- **The task**: Count how many lines below include the string "value", and give that number without anything else.
## BEGIN Provided data
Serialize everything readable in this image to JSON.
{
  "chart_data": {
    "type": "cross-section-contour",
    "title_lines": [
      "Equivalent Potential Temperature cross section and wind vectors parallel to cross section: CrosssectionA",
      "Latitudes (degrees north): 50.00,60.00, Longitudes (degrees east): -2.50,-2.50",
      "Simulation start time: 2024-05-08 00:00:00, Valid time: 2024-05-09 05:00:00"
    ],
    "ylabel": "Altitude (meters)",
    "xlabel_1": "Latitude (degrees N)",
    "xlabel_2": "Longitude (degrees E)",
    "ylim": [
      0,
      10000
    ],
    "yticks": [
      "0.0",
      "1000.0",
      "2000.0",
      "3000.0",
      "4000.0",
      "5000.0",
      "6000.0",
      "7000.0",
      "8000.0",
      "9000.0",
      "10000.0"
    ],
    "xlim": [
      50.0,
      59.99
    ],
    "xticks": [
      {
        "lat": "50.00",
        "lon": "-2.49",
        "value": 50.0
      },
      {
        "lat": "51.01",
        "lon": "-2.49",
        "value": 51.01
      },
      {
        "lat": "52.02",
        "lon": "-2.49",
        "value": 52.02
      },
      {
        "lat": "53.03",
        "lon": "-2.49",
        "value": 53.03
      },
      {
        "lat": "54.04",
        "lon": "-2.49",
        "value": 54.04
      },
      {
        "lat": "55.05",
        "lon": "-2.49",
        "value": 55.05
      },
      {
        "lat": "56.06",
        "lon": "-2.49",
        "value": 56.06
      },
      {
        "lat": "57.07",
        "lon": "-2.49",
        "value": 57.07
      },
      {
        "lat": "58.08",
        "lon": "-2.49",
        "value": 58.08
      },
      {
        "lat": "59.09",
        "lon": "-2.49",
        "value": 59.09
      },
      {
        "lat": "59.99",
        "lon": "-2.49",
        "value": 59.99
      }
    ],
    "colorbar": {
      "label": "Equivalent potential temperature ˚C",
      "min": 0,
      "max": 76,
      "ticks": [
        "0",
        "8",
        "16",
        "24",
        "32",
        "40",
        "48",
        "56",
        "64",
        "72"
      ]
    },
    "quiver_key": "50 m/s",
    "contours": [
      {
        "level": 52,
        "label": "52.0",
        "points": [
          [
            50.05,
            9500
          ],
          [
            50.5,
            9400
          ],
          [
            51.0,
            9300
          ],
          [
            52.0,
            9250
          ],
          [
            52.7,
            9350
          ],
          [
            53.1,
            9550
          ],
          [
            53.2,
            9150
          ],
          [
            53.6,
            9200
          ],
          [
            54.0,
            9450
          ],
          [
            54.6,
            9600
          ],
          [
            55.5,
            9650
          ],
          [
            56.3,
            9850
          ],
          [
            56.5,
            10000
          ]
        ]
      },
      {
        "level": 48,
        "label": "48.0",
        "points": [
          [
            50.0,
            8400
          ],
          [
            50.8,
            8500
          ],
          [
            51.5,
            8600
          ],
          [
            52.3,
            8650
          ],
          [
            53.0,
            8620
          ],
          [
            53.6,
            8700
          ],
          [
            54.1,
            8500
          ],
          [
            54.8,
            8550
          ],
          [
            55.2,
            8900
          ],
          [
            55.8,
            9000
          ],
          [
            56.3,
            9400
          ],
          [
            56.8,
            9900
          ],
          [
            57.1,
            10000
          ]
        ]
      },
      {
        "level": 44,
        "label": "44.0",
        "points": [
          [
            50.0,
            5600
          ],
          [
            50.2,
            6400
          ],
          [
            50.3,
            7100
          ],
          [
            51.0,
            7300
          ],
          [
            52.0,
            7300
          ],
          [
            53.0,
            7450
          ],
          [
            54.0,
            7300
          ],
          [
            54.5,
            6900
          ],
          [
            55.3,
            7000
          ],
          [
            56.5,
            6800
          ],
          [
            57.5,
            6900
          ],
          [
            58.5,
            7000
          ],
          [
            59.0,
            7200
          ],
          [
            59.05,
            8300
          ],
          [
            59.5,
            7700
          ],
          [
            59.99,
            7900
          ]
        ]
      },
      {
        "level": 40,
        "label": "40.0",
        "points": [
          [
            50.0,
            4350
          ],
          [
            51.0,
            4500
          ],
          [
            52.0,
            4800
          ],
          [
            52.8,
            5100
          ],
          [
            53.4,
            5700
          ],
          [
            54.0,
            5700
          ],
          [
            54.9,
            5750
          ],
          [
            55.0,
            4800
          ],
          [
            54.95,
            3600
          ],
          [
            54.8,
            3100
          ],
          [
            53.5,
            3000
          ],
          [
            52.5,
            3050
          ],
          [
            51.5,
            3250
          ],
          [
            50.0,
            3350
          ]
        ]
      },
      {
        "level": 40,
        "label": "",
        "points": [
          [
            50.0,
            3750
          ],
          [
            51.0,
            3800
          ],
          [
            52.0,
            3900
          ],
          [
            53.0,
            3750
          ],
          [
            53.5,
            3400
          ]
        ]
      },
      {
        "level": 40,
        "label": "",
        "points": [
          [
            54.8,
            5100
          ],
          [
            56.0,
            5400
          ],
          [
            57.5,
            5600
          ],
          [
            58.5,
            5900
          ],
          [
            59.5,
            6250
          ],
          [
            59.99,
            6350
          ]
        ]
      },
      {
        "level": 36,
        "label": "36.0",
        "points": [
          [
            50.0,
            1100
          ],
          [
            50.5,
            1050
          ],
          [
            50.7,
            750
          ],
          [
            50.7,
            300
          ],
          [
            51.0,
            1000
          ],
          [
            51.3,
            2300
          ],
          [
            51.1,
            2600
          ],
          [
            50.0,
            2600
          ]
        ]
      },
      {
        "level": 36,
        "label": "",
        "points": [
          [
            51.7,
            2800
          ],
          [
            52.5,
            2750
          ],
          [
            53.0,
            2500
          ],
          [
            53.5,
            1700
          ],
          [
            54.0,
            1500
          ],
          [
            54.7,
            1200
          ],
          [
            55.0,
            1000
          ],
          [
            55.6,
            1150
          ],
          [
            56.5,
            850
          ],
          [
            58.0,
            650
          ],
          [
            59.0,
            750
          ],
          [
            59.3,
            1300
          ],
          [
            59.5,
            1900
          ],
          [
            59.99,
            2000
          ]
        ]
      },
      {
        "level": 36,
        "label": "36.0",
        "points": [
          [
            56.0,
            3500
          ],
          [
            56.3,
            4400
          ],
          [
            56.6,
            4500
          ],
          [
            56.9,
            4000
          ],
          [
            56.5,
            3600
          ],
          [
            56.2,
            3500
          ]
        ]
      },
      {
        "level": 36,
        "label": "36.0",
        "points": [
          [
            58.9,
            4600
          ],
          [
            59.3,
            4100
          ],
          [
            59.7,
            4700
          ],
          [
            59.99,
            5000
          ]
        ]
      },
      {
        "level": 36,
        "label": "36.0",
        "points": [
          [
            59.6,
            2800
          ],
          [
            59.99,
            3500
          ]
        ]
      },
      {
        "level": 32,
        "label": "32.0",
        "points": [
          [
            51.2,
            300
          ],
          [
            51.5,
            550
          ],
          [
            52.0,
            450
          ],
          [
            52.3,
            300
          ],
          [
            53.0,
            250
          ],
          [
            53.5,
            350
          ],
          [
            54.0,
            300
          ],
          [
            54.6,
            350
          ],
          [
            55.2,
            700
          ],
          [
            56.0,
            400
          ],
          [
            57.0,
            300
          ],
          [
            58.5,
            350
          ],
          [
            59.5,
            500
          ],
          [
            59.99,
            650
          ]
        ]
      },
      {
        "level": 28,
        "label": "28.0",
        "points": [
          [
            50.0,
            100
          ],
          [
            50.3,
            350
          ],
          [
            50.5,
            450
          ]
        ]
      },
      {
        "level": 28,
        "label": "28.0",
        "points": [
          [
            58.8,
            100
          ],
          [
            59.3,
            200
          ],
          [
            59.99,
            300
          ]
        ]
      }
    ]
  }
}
## END Provided data
## BEGIN Provided data
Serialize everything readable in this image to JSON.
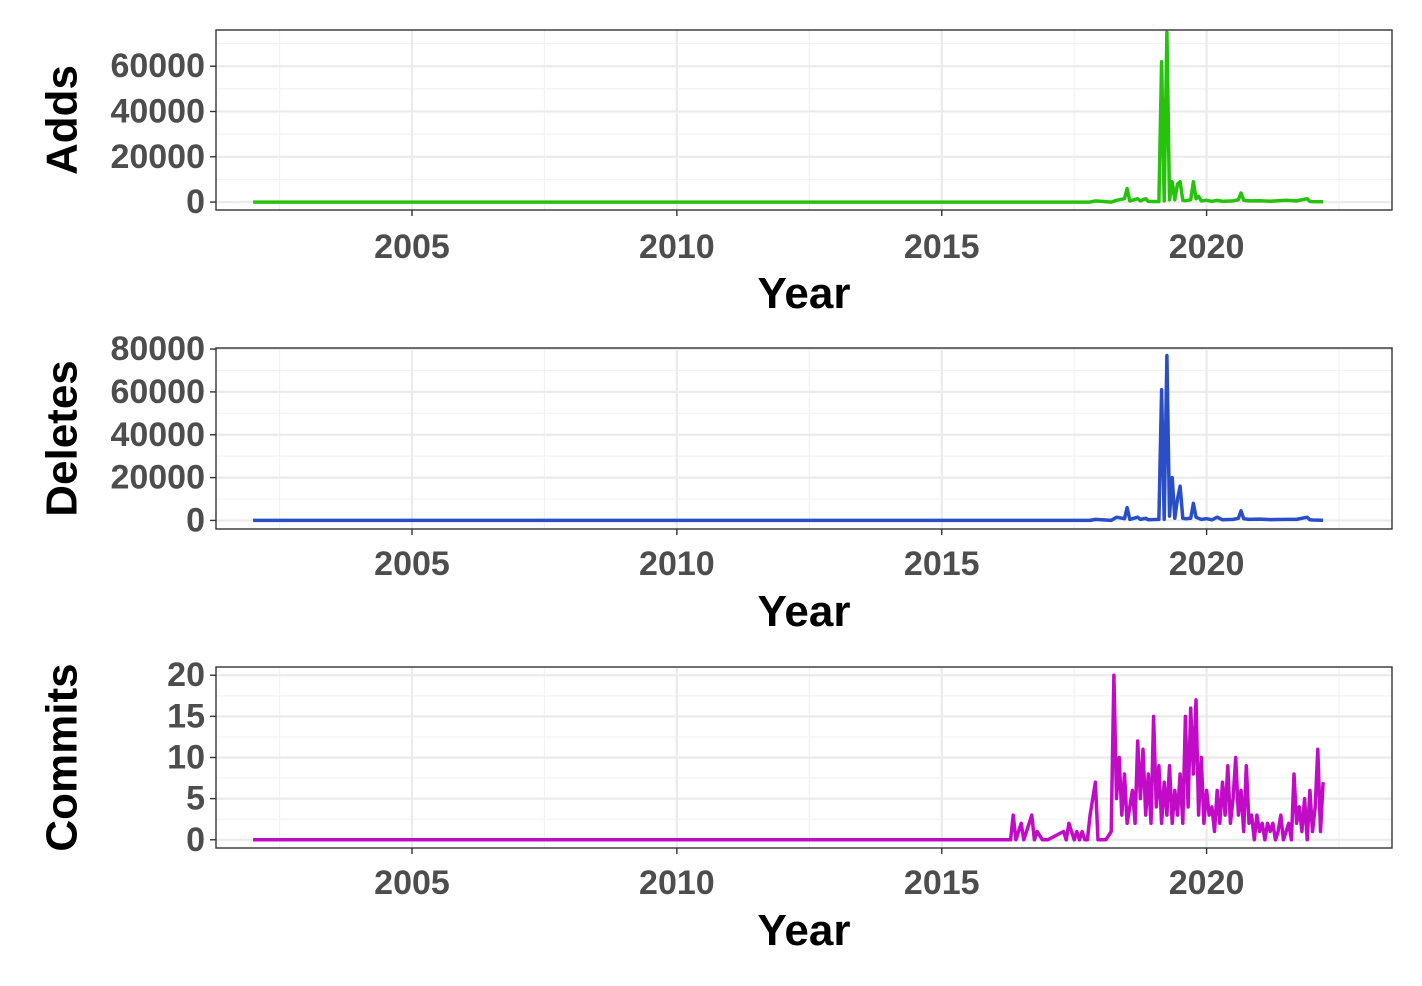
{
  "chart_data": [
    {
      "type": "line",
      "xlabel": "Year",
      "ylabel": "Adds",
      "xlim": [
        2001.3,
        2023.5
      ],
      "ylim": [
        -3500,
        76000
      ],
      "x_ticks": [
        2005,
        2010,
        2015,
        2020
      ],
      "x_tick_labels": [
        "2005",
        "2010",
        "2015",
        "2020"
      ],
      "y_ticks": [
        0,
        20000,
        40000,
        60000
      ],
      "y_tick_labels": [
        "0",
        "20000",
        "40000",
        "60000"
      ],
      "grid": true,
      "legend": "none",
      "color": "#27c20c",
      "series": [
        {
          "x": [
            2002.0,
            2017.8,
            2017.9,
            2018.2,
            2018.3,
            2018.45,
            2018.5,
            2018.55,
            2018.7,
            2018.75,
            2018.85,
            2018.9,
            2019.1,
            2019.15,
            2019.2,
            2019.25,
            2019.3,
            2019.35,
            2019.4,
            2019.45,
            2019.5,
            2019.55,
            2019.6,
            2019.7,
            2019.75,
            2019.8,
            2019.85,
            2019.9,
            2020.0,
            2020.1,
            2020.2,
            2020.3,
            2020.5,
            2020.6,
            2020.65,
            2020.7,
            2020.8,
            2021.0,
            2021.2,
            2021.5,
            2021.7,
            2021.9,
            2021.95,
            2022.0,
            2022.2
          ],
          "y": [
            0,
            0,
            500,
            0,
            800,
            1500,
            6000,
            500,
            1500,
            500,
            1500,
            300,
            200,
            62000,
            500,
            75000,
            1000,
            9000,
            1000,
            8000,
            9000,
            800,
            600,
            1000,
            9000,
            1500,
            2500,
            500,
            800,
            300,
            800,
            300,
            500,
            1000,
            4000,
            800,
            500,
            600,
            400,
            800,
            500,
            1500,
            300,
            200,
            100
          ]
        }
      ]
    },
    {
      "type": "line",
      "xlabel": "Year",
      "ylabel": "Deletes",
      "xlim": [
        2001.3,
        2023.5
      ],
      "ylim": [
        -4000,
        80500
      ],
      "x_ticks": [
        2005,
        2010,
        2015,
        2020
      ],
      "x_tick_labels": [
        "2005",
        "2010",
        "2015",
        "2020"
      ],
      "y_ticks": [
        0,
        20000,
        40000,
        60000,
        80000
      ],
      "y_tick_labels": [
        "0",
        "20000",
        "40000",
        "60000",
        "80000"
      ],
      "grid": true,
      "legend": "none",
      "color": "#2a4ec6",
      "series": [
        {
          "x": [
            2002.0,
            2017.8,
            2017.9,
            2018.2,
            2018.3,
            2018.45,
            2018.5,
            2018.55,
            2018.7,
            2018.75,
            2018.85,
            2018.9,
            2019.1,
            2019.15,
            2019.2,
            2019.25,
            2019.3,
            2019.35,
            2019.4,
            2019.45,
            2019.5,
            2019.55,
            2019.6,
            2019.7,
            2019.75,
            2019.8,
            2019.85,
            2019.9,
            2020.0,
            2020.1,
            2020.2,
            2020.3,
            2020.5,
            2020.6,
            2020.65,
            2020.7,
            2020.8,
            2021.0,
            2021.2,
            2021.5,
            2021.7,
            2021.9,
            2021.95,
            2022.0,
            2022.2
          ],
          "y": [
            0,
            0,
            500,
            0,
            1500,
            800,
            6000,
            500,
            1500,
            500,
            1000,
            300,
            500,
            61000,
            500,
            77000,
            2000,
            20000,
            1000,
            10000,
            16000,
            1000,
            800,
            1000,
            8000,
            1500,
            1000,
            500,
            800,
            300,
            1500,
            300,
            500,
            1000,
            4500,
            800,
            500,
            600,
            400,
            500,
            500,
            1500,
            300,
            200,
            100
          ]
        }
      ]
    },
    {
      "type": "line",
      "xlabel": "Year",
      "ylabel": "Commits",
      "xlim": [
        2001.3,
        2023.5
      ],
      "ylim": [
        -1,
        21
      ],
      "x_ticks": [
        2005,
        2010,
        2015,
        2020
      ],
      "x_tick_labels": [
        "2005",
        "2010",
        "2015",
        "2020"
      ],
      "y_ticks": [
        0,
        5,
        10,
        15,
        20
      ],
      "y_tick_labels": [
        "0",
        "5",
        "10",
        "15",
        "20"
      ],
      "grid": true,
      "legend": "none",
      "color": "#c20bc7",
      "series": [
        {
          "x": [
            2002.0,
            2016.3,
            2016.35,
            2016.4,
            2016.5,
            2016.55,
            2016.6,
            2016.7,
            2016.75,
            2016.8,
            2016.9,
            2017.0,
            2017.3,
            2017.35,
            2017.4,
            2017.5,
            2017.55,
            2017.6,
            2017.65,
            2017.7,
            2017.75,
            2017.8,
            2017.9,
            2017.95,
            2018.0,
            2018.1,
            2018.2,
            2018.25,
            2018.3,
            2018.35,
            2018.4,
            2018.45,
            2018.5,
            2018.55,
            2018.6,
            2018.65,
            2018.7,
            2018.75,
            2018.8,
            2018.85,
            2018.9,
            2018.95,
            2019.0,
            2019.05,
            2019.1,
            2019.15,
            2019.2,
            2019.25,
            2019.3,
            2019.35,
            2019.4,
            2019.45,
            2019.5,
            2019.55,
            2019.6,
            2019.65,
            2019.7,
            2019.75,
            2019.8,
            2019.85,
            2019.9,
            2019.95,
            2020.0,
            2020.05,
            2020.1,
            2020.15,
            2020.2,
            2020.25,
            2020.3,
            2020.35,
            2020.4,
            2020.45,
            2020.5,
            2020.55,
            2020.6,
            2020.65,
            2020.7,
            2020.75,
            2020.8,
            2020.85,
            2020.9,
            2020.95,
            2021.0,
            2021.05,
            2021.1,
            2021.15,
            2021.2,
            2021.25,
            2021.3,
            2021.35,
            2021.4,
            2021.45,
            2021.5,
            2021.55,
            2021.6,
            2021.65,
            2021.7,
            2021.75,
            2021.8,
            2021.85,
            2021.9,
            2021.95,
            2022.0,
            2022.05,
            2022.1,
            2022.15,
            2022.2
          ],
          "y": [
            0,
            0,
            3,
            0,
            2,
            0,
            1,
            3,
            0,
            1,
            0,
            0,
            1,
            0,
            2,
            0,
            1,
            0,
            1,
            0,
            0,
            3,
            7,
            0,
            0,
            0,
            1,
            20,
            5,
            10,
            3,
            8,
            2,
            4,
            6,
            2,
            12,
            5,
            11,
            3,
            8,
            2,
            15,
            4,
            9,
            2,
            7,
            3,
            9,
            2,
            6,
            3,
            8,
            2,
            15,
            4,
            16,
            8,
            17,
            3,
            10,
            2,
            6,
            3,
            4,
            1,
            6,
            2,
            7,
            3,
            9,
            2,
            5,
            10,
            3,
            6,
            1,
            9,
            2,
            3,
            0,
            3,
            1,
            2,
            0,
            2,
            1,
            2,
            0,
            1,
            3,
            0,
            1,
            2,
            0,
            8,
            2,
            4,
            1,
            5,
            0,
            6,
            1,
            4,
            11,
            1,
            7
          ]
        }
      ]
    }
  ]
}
## END Provided data
- **Solution**: 11